* Written request
Can you retype every record below exactly as written?

--- --- ---

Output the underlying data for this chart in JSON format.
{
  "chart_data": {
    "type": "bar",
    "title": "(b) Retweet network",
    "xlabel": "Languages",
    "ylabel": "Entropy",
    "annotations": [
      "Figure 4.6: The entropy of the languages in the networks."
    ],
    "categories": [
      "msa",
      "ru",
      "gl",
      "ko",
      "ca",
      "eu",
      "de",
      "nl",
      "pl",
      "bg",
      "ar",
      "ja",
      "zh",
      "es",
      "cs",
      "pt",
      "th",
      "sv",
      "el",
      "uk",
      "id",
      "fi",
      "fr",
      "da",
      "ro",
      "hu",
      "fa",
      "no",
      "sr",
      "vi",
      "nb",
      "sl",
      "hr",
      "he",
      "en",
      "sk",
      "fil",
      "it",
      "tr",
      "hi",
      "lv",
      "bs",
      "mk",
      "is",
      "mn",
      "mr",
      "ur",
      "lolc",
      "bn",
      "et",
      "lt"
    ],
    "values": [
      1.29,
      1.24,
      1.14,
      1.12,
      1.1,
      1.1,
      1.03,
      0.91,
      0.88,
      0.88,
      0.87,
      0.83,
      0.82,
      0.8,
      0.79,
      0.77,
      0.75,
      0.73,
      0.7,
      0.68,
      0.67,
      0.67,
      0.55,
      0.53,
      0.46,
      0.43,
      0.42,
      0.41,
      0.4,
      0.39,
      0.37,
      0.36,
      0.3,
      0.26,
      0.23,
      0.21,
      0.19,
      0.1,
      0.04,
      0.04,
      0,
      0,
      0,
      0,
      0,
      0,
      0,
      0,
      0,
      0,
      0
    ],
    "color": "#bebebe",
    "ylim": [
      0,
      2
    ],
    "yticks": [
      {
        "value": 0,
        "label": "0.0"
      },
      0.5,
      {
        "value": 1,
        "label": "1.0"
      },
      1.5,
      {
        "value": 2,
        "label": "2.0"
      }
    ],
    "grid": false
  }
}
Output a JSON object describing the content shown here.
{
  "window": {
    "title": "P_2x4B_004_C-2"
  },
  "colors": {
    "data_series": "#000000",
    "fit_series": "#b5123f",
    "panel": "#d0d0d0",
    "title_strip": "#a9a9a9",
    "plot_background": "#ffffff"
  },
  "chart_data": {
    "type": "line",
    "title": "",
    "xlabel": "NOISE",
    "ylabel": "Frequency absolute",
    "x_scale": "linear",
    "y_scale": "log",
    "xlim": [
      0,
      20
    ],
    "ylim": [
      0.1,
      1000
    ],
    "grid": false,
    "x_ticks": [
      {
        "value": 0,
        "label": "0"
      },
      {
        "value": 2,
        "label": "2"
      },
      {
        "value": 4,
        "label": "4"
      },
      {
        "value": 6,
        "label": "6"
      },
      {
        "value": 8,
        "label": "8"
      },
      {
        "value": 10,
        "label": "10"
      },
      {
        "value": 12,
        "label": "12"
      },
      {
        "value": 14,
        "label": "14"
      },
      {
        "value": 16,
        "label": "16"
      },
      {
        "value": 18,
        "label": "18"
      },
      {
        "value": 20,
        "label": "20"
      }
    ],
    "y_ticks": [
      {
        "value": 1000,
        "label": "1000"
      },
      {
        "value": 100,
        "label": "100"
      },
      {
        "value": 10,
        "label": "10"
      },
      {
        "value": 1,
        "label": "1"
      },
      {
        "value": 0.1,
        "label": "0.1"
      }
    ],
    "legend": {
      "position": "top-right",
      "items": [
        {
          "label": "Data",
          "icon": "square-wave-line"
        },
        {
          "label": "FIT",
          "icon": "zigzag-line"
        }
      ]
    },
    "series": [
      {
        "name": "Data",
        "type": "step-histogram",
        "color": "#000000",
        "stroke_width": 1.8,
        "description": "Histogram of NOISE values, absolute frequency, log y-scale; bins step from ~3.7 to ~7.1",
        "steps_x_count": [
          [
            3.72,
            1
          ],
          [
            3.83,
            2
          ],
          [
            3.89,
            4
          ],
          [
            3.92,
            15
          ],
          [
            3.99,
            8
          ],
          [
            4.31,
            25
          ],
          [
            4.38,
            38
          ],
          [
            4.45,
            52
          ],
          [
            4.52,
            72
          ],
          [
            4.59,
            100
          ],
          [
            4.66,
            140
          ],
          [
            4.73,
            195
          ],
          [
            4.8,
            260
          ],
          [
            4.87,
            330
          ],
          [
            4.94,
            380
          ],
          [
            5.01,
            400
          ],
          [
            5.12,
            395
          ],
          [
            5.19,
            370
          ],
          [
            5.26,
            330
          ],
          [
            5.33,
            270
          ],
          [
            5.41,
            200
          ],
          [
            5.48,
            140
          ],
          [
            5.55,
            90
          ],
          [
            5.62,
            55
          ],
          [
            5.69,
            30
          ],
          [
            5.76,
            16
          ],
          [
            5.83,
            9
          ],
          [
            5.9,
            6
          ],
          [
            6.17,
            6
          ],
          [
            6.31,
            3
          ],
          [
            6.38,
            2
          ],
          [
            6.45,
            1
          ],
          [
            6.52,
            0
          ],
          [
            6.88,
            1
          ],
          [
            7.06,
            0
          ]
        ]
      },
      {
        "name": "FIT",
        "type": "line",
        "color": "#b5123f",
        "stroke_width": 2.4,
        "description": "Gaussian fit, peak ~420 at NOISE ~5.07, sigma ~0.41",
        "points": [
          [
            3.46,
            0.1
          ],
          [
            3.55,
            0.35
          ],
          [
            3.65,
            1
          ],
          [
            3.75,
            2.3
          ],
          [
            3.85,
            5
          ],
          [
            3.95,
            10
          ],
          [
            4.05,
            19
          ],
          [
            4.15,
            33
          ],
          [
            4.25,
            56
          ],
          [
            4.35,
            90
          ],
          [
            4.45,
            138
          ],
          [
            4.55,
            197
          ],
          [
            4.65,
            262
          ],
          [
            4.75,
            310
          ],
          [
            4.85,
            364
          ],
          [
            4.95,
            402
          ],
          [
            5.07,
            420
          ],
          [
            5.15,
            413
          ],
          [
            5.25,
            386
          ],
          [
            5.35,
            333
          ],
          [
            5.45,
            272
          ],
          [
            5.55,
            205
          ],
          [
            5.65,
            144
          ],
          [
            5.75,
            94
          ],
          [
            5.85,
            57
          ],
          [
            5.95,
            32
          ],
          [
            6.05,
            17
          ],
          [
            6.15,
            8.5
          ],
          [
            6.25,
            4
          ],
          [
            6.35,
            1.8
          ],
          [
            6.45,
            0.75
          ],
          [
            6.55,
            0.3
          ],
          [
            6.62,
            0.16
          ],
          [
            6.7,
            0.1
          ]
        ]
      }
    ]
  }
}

--- --- ---

* Answer for the task
Output the underlying data for this chart in JSON format.
{
  "chart_data": {
    "type": "bar",
    "title": "(b) Retweet network",
    "xlabel": "Languages",
    "ylabel": "Entropy",
    "annotations": [
      "Figure 4.6: The entropy of the languages in the networks."
    ],
    "categories": [
      "msa",
      "ru",
      "gl",
      "ko",
      "ca",
      "eu",
      "de",
      "nl",
      "pl",
      "bg",
      "ar",
      "ja",
      "zh",
      "es",
      "cs",
      "pt",
      "th",
      "sv",
      "el",
      "uk",
      "id",
      "fi",
      "fr",
      "da",
      "ro",
      "hu",
      "fa",
      "no",
      "sr",
      "vi",
      "nb",
      "sl",
      "hr",
      "he",
      "en",
      "sk",
      "fil",
      "it",
      "tr",
      "hi",
      "lv",
      "bs",
      "mk",
      "is",
      "mn",
      "mr",
      "ur",
      "lolc",
      "bn",
      "et",
      "lt"
    ],
    "values": [
      1.29,
      1.24,
      1.14,
      1.12,
      1.1,
      1.1,
      1.03,
      0.91,
      0.88,
      0.88,
      0.87,
      0.83,
      0.82,
      0.8,
      0.79,
      0.77,
      0.75,
      0.73,
      0.7,
      0.68,
      0.67,
      0.67,
      0.55,
      0.53,
      0.46,
      0.43,
      0.42,
      0.41,
      0.4,
      0.39,
      0.37,
      0.36,
      0.3,
      0.26,
      0.23,
      0.21,
      0.19,
      0.1,
      0.04,
      0.04,
      0,
      0,
      0,
      0,
      0,
      0,
      0,
      0,
      0,
      0,
      0
    ],
    "color": "#bebebe",
    "ylim": [
      0,
      2
    ],
    "yticks": [
      {
        "value": 0,
        "label": "0.0"
      },
      0.5,
      {
        "value": 1,
        "label": "1.0"
      },
      1.5,
      {
        "value": 2,
        "label": "2.0"
      }
    ],
    "grid": false
  }
}
Output a JSON object describing the content shown here.
{
  "window": {
    "title": "P_2x4B_004_C-2"
  },
  "colors": {
    "data_series": "#000000",
    "fit_series": "#b5123f",
    "panel": "#d0d0d0",
    "title_strip": "#a9a9a9",
    "plot_background": "#ffffff"
  },
  "chart_data": {
    "type": "line",
    "title": "",
    "xlabel": "NOISE",
    "ylabel": "Frequency absolute",
    "x_scale": "linear",
    "y_scale": "log",
    "xlim": [
      0,
      20
    ],
    "ylim": [
      0.1,
      1000
    ],
    "grid": false,
    "x_ticks": [
      {
        "value": 0,
        "label": "0"
      },
      {
        "value": 2,
        "label": "2"
      },
      {
        "value": 4,
        "label": "4"
      },
      {
        "value": 6,
        "label": "6"
      },
      {
        "value": 8,
        "label": "8"
      },
      {
        "value": 10,
        "label": "10"
      },
      {
        "value": 12,
        "label": "12"
      },
      {
        "value": 14,
        "label": "14"
      },
      {
        "value": 16,
        "label": "16"
      },
      {
        "value": 18,
        "label": "18"
      },
      {
        "value": 20,
        "label": "20"
      }
    ],
    "y_ticks": [
      {
        "value": 1000,
        "label": "1000"
      },
      {
        "value": 100,
        "label": "100"
      },
      {
        "value": 10,
        "label": "10"
      },
      {
        "value": 1,
        "label": "1"
      },
      {
        "value": 0.1,
        "label": "0.1"
      }
    ],
    "legend": {
      "position": "top-right",
      "items": [
        {
          "label": "Data",
          "icon": "square-wave-line"
        },
        {
          "label": "FIT",
          "icon": "zigzag-line"
        }
      ]
    },
    "series": [
      {
        "name": "Data",
        "type": "step-histogram",
        "color": "#000000",
        "stroke_width": 1.8,
        "description": "Histogram of NOISE values, absolute frequency, log y-scale; bins step from ~3.7 to ~7.1",
        "steps_x_count": [
          [
            3.72,
            1
          ],
          [
            3.83,
            2
          ],
          [
            3.89,
            4
          ],
          [
            3.92,
            15
          ],
          [
            3.99,
            8
          ],
          [
            4.31,
            25
          ],
          [
            4.38,
            38
          ],
          [
            4.45,
            52
          ],
          [
            4.52,
            72
          ],
          [
            4.59,
            100
          ],
          [
            4.66,
            140
          ],
          [
            4.73,
            195
          ],
          [
            4.8,
            260
          ],
          [
            4.87,
            330
          ],
          [
            4.94,
            380
          ],
          [
            5.01,
            400
          ],
          [
            5.12,
            395
          ],
          [
            5.19,
            370
          ],
          [
            5.26,
            330
          ],
          [
            5.33,
            270
          ],
          [
            5.41,
            200
          ],
          [
            5.48,
            140
          ],
          [
            5.55,
            90
          ],
          [
            5.62,
            55
          ],
          [
            5.69,
            30
          ],
          [
            5.76,
            16
          ],
          [
            5.83,
            9
          ],
          [
            5.9,
            6
          ],
          [
            6.17,
            6
          ],
          [
            6.31,
            3
          ],
          [
            6.38,
            2
          ],
          [
            6.45,
            1
          ],
          [
            6.52,
            0
          ],
          [
            6.88,
            1
          ],
          [
            7.06,
            0
          ]
        ]
      },
      {
        "name": "FIT",
        "type": "line",
        "color": "#b5123f",
        "stroke_width": 2.4,
        "description": "Gaussian fit, peak ~420 at NOISE ~5.07, sigma ~0.41",
        "points": [
          [
            3.46,
            0.1
          ],
          [
            3.55,
            0.35
          ],
          [
            3.65,
            1
          ],
          [
            3.75,
            2.3
          ],
          [
            3.85,
            5
          ],
          [
            3.95,
            10
          ],
          [
            4.05,
            19
          ],
          [
            4.15,
            33
          ],
          [
            4.25,
            56
          ],
          [
            4.35,
            90
          ],
          [
            4.45,
            138
          ],
          [
            4.55,
            197
          ],
          [
            4.65,
            262
          ],
          [
            4.75,
            310
          ],
          [
            4.85,
            364
          ],
          [
            4.95,
            402
          ],
          [
            5.07,
            420
          ],
          [
            5.15,
            413
          ],
          [
            5.25,
            386
          ],
          [
            5.35,
            333
          ],
          [
            5.45,
            272
          ],
          [
            5.55,
            205
          ],
          [
            5.65,
            144
          ],
          [
            5.75,
            94
          ],
          [
            5.85,
            57
          ],
          [
            5.95,
            32
          ],
          [
            6.05,
            17
          ],
          [
            6.15,
            8.5
          ],
          [
            6.25,
            4
          ],
          [
            6.35,
            1.8
          ],
          [
            6.45,
            0.75
          ],
          [
            6.55,
            0.3
          ],
          [
            6.62,
            0.16
          ],
          [
            6.7,
            0.1
          ]
        ]
      }
    ]
  }
}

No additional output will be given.